▶ **Problem requirements**
Each line holding the word "during" counts once; give the total and nothing more.
-- START OF Material for this exercise --
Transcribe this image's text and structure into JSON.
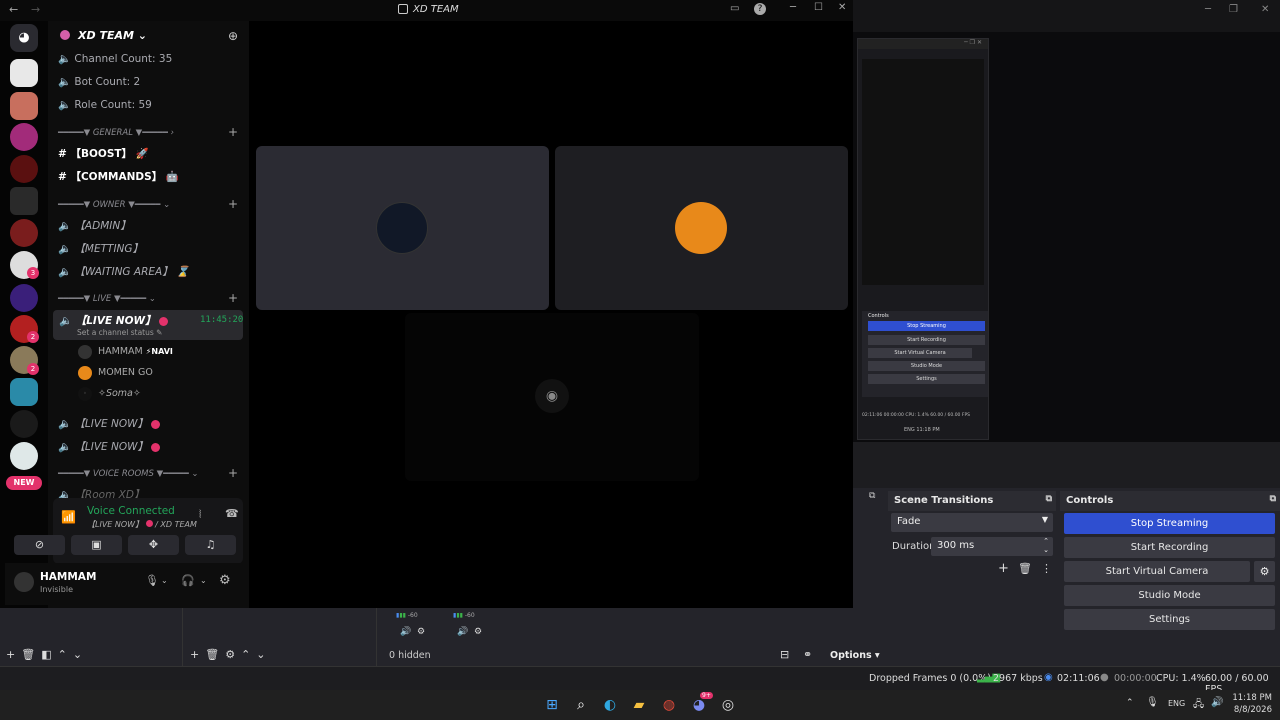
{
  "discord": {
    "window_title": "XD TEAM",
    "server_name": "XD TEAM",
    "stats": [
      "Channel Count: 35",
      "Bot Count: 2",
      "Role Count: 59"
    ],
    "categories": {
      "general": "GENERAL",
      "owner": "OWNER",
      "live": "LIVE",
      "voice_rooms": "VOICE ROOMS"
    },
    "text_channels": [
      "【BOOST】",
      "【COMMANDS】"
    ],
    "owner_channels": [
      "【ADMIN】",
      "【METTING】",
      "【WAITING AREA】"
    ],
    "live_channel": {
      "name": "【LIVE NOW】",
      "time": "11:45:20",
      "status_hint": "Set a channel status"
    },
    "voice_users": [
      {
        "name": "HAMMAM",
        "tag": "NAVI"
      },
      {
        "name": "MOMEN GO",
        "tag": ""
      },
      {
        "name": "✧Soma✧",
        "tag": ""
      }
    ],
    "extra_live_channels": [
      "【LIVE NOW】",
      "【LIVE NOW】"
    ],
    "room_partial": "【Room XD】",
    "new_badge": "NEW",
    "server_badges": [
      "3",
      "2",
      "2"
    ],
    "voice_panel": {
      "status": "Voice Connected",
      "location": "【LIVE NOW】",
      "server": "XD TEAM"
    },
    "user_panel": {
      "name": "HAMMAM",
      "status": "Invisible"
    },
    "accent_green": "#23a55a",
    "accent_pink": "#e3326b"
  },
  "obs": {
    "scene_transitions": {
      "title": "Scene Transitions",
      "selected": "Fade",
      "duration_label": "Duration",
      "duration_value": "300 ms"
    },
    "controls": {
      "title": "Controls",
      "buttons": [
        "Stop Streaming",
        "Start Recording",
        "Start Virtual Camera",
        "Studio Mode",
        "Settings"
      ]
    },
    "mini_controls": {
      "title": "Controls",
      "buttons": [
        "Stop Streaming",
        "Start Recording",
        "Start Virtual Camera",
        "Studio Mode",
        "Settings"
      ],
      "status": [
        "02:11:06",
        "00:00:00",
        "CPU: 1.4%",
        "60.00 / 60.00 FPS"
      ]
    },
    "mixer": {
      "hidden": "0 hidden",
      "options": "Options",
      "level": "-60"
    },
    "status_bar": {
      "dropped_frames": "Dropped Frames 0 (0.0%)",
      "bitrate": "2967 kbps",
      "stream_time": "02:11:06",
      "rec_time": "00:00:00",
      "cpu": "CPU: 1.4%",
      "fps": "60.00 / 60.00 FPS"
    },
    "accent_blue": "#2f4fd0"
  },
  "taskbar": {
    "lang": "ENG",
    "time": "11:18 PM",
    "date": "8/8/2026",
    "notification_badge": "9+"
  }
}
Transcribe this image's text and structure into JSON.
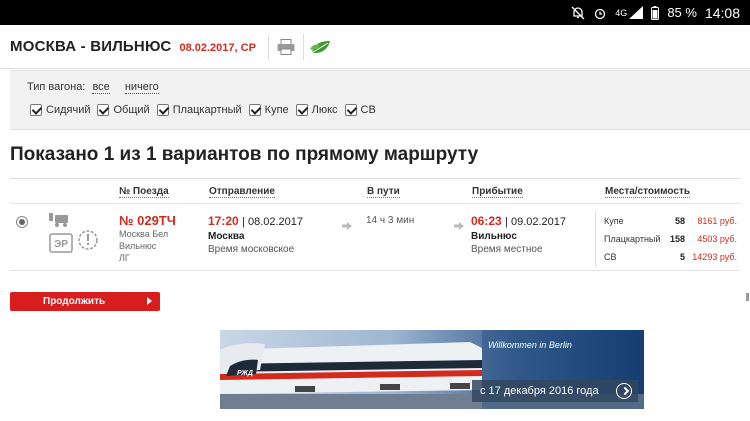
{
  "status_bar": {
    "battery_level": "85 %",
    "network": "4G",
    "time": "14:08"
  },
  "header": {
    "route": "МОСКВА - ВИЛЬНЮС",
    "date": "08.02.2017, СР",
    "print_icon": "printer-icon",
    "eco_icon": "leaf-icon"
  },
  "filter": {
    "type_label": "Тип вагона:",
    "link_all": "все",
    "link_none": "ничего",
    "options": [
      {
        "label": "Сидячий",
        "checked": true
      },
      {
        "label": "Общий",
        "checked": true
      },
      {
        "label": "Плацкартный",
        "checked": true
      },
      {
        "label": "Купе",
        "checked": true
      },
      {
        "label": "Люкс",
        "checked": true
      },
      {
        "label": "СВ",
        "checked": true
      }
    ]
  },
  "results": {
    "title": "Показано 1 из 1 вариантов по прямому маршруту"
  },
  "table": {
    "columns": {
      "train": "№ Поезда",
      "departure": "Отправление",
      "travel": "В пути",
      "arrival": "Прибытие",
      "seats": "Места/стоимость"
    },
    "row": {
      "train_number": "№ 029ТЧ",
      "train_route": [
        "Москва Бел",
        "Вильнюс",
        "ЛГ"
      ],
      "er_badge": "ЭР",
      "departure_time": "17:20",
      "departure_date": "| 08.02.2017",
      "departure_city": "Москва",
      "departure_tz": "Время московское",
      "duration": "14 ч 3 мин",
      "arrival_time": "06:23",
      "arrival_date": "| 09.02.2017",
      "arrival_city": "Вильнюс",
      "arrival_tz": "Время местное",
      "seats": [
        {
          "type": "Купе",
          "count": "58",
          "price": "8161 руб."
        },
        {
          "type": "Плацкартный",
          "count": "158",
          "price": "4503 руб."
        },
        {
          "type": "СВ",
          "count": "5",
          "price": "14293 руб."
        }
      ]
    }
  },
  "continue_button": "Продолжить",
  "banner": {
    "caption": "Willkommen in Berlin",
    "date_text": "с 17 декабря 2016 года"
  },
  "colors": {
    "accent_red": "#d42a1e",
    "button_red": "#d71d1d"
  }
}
-- END OF Material for this exercise --
-- START OF Material for this exercise --
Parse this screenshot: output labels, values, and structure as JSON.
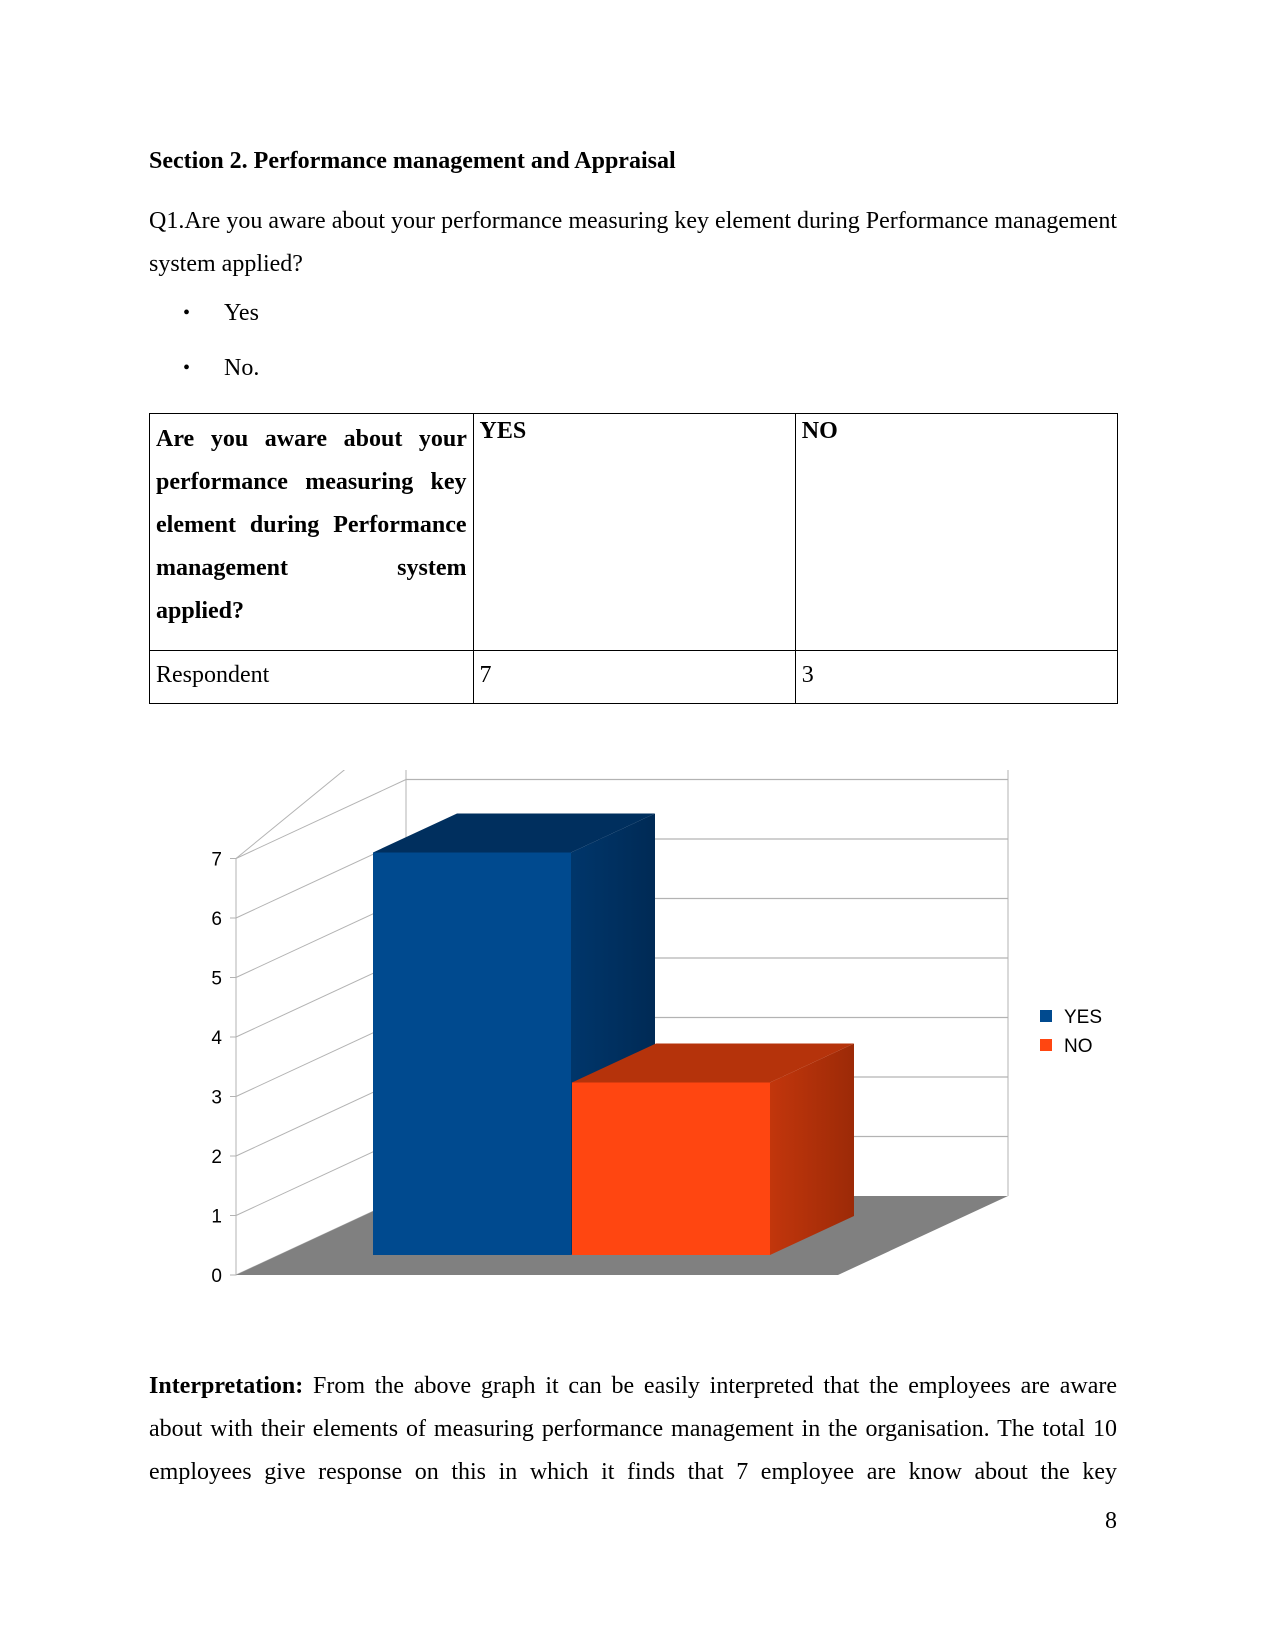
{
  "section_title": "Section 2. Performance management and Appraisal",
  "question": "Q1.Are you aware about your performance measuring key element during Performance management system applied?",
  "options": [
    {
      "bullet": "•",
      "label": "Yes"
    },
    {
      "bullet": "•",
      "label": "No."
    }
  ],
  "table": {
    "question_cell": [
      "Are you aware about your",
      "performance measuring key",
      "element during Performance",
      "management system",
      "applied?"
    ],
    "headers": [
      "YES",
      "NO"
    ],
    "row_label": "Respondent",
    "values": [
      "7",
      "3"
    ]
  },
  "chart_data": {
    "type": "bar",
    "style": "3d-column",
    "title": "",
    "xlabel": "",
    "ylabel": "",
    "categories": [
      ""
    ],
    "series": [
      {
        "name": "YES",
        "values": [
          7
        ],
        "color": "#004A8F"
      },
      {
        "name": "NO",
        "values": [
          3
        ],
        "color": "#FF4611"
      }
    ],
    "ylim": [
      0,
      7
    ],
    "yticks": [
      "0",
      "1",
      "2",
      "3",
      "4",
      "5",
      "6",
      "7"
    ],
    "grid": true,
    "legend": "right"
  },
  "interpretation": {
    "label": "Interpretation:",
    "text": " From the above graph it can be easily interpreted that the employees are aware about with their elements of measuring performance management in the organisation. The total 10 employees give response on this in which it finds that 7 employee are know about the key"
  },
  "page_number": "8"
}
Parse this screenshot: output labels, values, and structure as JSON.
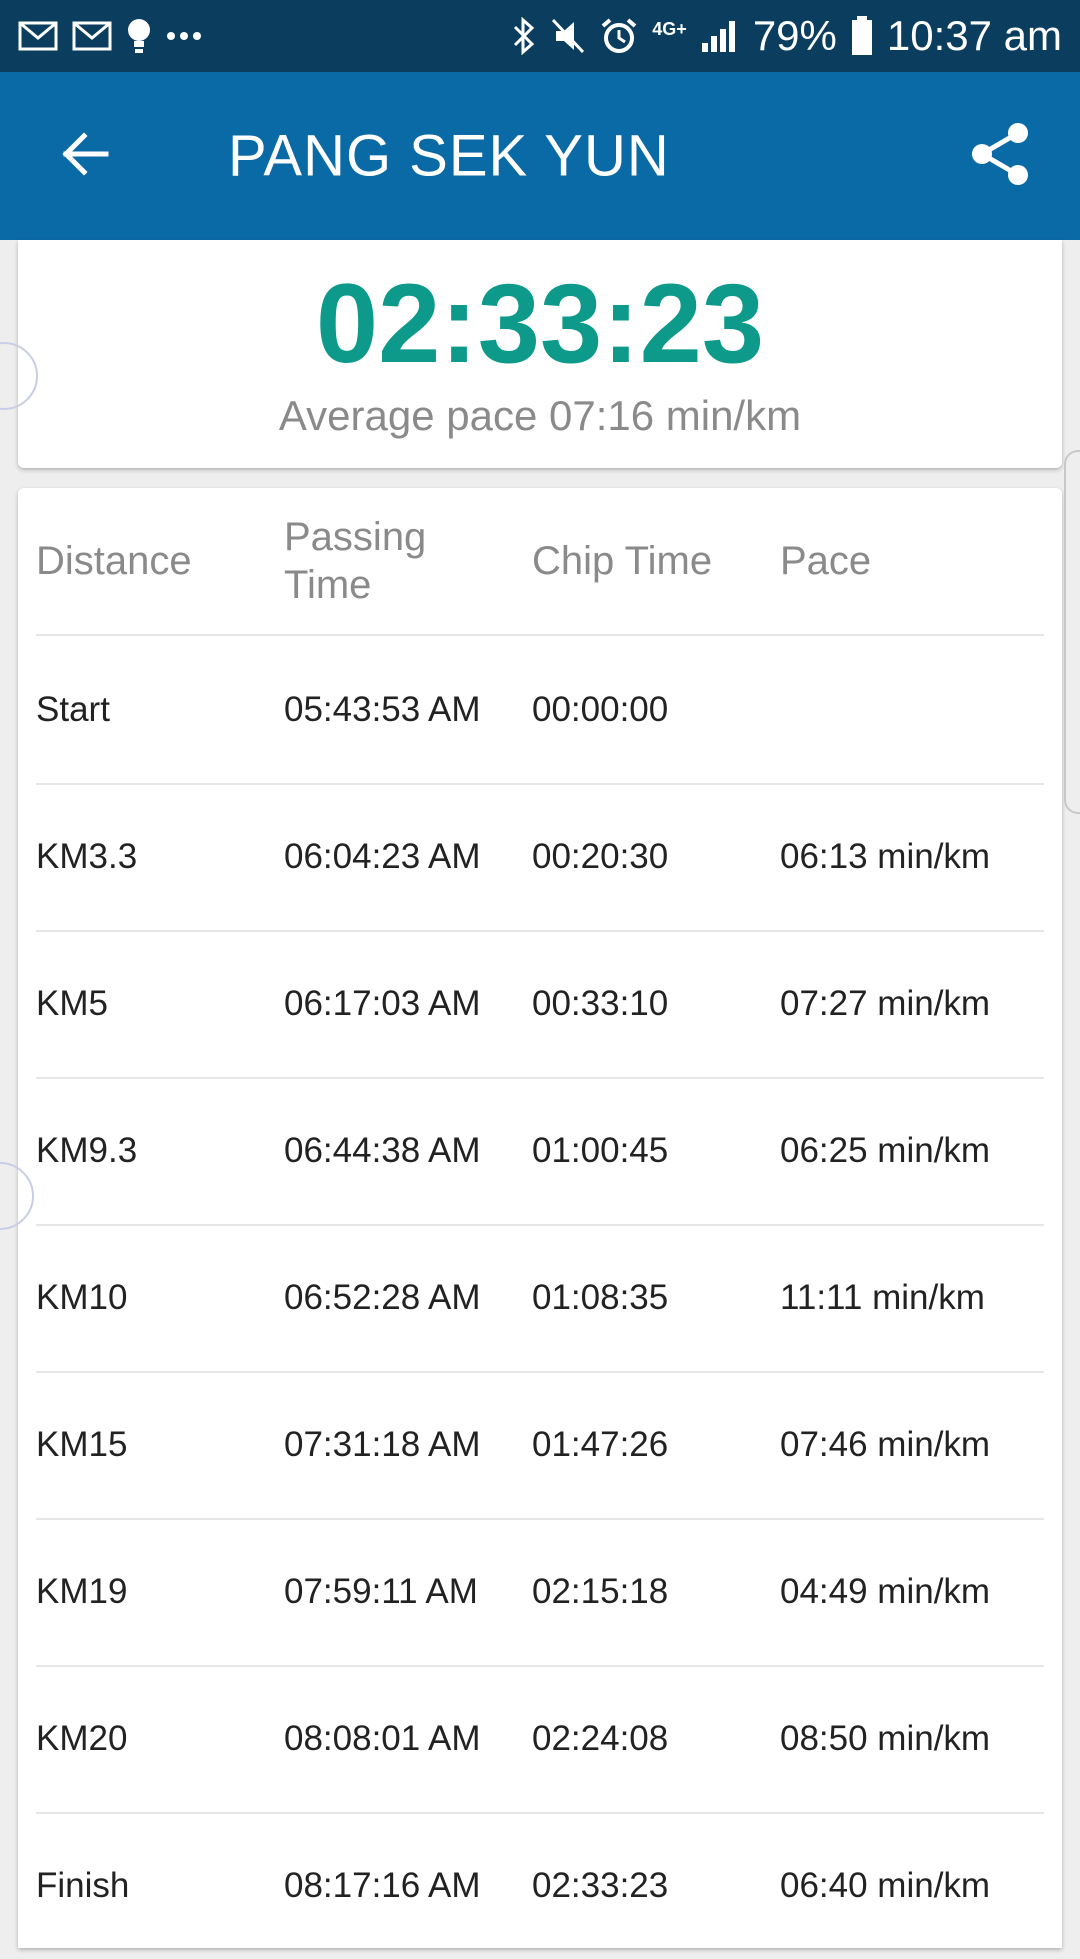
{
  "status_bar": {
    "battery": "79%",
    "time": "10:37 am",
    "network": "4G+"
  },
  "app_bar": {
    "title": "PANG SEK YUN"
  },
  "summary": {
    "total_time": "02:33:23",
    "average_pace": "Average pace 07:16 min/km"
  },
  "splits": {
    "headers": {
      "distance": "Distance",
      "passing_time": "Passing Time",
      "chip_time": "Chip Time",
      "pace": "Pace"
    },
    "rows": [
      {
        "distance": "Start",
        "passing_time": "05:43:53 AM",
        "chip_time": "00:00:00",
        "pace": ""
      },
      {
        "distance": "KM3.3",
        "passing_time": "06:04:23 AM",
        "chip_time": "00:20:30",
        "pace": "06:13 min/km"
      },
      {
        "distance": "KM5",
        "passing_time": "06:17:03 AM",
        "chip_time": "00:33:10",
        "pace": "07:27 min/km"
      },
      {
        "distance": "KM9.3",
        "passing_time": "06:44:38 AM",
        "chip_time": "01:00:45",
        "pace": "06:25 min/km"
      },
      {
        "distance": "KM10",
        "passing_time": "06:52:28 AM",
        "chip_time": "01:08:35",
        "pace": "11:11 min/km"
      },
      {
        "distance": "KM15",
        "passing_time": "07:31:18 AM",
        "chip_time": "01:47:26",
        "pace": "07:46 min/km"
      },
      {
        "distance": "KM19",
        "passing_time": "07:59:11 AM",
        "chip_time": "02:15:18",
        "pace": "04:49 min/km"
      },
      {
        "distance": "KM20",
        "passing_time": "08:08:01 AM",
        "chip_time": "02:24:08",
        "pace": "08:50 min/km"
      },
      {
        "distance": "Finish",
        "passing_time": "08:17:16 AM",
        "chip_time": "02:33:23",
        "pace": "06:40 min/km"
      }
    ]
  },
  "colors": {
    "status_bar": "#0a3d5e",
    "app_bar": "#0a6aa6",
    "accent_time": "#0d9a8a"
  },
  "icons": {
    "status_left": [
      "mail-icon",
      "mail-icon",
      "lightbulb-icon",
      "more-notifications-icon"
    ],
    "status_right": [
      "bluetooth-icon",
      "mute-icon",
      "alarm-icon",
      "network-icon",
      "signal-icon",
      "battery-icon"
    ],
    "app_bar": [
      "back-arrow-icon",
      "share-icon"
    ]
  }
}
-- END OF Material for this exercise --
▶ **Solution for this exercise**
2